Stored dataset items
--*--

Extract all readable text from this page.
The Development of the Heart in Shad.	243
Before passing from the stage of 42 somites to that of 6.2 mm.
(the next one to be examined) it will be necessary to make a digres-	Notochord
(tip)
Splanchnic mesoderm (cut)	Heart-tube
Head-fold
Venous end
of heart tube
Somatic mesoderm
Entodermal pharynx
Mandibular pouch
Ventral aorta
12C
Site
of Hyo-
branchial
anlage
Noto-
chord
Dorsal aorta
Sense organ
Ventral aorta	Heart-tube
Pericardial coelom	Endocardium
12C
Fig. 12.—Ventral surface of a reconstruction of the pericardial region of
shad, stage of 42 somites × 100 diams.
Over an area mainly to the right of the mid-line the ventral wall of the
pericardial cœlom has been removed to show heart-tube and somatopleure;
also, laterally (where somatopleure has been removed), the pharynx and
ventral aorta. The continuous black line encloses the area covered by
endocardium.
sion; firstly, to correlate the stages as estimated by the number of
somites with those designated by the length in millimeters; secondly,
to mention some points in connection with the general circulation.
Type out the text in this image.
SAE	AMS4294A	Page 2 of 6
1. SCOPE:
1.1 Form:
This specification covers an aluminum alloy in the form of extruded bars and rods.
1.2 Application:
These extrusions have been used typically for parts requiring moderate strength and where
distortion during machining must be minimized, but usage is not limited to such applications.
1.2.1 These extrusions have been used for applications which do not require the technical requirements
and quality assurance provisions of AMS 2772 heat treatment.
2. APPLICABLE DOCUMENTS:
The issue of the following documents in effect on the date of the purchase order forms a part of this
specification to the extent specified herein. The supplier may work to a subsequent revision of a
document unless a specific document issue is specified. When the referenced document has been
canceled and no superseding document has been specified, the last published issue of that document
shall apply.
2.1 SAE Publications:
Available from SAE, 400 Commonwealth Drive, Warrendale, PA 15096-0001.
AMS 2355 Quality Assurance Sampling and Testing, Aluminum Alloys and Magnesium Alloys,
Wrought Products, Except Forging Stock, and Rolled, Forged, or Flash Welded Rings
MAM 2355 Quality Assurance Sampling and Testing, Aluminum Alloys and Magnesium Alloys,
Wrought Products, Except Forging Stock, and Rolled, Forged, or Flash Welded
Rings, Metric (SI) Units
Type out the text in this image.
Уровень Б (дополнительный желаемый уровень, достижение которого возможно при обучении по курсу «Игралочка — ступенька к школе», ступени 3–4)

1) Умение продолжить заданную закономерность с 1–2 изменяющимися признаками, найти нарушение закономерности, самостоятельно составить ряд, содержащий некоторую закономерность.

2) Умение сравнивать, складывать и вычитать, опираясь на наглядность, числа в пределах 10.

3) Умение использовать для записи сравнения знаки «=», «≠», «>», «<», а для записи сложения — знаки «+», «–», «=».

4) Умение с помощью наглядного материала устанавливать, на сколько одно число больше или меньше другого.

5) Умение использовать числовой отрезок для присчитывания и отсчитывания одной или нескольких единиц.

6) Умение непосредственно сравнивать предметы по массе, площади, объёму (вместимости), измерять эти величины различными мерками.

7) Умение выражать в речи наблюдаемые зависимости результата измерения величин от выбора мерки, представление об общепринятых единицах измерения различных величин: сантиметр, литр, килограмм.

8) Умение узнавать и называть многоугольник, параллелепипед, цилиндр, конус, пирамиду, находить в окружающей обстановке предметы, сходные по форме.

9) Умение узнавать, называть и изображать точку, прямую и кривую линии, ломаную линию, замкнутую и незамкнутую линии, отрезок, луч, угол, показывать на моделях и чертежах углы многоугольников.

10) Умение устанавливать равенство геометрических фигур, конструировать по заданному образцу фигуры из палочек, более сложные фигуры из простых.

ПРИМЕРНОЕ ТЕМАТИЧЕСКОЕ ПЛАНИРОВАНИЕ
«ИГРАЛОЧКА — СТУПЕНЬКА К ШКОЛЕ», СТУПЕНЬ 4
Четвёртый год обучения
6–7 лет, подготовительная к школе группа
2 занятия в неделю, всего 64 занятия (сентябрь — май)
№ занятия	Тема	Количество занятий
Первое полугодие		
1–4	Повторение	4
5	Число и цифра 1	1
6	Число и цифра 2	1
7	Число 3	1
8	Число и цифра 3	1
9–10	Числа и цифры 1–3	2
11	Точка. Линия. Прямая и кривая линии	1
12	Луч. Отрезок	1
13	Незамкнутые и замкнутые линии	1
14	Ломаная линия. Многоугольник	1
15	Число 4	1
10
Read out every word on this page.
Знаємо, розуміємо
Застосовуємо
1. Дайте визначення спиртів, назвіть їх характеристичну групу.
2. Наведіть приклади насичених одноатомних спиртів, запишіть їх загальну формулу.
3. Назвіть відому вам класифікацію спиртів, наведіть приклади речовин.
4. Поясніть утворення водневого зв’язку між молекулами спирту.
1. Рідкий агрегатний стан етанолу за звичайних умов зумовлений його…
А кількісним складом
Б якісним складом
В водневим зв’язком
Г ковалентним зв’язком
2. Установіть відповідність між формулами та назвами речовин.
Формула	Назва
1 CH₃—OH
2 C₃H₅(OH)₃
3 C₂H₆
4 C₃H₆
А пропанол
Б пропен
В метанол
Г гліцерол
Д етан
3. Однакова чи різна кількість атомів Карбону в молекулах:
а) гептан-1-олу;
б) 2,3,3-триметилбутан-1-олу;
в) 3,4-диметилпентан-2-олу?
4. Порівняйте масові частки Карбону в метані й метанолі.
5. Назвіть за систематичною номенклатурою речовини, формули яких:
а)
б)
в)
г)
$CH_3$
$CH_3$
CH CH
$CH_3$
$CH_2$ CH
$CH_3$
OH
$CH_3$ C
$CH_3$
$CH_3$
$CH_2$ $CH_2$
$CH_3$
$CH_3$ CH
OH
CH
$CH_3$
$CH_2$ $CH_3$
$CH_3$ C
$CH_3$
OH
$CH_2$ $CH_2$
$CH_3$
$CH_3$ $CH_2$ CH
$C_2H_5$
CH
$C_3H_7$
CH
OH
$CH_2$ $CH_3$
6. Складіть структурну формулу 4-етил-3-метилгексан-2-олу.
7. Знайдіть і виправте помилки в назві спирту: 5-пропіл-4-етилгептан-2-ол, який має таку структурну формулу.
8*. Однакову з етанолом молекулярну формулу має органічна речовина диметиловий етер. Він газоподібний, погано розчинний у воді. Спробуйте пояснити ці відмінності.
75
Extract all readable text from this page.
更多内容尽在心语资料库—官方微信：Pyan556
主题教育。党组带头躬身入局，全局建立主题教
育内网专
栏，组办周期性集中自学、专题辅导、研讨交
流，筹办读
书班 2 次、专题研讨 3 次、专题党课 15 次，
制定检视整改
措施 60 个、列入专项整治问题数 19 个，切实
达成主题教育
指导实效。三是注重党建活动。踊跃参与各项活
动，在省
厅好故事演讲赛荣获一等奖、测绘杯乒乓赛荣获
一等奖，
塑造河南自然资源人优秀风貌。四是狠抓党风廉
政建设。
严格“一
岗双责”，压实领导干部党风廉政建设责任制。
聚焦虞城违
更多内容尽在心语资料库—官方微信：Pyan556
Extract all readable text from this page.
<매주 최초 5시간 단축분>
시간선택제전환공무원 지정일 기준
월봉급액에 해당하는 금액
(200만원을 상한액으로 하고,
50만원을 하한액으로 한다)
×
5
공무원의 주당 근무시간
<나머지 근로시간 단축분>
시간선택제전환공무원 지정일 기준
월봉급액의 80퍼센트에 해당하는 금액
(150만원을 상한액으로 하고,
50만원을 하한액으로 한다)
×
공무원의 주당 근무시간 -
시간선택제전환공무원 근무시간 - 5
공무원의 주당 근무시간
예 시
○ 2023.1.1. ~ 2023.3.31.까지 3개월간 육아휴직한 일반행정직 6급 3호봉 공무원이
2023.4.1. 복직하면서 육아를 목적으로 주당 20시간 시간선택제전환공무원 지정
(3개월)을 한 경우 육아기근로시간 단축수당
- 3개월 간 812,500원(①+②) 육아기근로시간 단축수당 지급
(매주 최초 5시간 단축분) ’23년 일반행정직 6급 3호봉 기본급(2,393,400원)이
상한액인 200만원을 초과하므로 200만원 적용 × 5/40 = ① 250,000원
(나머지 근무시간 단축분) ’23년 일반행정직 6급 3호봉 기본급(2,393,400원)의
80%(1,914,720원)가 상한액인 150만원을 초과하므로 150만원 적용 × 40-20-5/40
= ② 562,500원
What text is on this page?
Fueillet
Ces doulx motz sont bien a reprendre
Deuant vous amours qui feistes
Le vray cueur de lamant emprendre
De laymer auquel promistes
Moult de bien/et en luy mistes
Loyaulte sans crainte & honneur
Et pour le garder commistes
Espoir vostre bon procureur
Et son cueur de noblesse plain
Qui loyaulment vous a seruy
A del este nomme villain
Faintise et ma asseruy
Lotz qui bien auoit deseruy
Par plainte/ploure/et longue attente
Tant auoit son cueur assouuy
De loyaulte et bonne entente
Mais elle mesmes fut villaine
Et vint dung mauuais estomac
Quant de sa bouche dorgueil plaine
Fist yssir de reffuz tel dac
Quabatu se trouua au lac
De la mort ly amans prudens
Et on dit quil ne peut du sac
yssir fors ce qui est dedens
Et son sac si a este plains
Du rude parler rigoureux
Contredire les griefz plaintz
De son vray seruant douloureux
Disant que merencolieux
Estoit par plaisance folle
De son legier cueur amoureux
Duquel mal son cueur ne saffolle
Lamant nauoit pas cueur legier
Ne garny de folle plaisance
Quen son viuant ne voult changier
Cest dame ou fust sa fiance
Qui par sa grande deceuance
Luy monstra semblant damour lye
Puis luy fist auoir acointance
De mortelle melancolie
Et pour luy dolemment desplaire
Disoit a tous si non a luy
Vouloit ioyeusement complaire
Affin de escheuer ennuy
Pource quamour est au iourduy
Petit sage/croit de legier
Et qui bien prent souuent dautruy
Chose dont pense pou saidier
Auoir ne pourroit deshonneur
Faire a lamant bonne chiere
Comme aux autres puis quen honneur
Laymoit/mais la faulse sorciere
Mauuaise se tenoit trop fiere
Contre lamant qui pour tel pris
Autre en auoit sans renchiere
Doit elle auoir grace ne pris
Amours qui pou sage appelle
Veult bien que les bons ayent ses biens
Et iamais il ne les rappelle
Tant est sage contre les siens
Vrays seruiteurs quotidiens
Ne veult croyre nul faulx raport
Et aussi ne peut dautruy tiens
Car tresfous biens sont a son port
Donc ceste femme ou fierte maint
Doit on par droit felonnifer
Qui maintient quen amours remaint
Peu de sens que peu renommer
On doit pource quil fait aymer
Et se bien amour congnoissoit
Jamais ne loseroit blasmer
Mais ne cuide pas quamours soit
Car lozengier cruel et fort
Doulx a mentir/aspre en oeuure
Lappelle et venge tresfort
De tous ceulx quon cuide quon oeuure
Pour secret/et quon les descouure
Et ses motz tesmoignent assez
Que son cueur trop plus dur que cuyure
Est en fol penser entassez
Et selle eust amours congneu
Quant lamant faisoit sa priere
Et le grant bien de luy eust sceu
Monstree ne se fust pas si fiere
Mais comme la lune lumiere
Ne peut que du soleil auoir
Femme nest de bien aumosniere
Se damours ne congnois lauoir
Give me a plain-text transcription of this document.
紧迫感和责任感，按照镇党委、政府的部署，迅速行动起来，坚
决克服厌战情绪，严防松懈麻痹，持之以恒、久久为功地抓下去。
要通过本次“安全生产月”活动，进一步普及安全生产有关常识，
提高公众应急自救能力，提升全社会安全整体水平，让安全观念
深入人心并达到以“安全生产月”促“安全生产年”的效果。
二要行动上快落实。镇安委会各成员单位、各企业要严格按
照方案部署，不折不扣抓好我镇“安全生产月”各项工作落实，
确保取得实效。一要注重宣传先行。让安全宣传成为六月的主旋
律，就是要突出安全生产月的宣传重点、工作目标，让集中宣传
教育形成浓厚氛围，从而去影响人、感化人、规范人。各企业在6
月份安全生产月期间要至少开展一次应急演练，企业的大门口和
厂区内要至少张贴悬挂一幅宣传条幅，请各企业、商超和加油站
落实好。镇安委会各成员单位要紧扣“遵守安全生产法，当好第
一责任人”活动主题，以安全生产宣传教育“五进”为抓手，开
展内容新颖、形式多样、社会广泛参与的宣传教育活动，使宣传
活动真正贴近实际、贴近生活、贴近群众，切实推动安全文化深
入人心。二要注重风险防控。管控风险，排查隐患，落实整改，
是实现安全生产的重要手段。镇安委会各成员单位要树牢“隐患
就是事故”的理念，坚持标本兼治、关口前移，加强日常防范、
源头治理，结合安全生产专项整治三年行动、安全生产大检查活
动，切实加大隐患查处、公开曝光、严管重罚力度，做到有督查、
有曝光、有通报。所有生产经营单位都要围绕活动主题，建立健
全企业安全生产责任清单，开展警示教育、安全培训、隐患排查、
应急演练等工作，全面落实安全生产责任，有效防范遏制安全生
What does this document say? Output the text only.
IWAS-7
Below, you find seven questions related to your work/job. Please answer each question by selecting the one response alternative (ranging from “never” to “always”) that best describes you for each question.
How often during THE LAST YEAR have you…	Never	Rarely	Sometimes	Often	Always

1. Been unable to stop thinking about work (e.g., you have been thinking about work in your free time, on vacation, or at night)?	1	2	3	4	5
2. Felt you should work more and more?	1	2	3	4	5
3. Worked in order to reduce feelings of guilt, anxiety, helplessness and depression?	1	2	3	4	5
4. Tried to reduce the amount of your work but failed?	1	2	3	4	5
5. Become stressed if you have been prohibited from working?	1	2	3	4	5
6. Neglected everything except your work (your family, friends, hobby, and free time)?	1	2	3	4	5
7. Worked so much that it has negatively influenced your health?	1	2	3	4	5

--*--

Only the lines from the one containing "What does this" through the end of the material should be reproduced, exactly, with both ends included.

Response below ->
What does this document say? Output the text only.
IWAS-7
Below, you find seven questions related to your work/job. Please answer each question by selecting the one response alternative (ranging from “never” to “always”) that best describes you for each question.
How often during THE LAST YEAR have you…	Never	Rarely	Sometimes	Often	Always

1. Been unable to stop thinking about work (e.g., you have been thinking about work in your free time, on vacation, or at night)?	1	2	3	4	5
2. Felt you should work more and more?	1	2	3	4	5
3. Worked in order to reduce feelings of guilt, anxiety, helplessness and depression?	1	2	3	4	5
4. Tried to reduce the amount of your work but failed?	1	2	3	4	5
5. Become stressed if you have been prohibited from working?	1	2	3	4	5
6. Neglected everything except your work (your family, friends, hobby, and free time)?	1	2	3	4	5
7. Worked so much that it has negatively influenced your health?	1	2	3	4	5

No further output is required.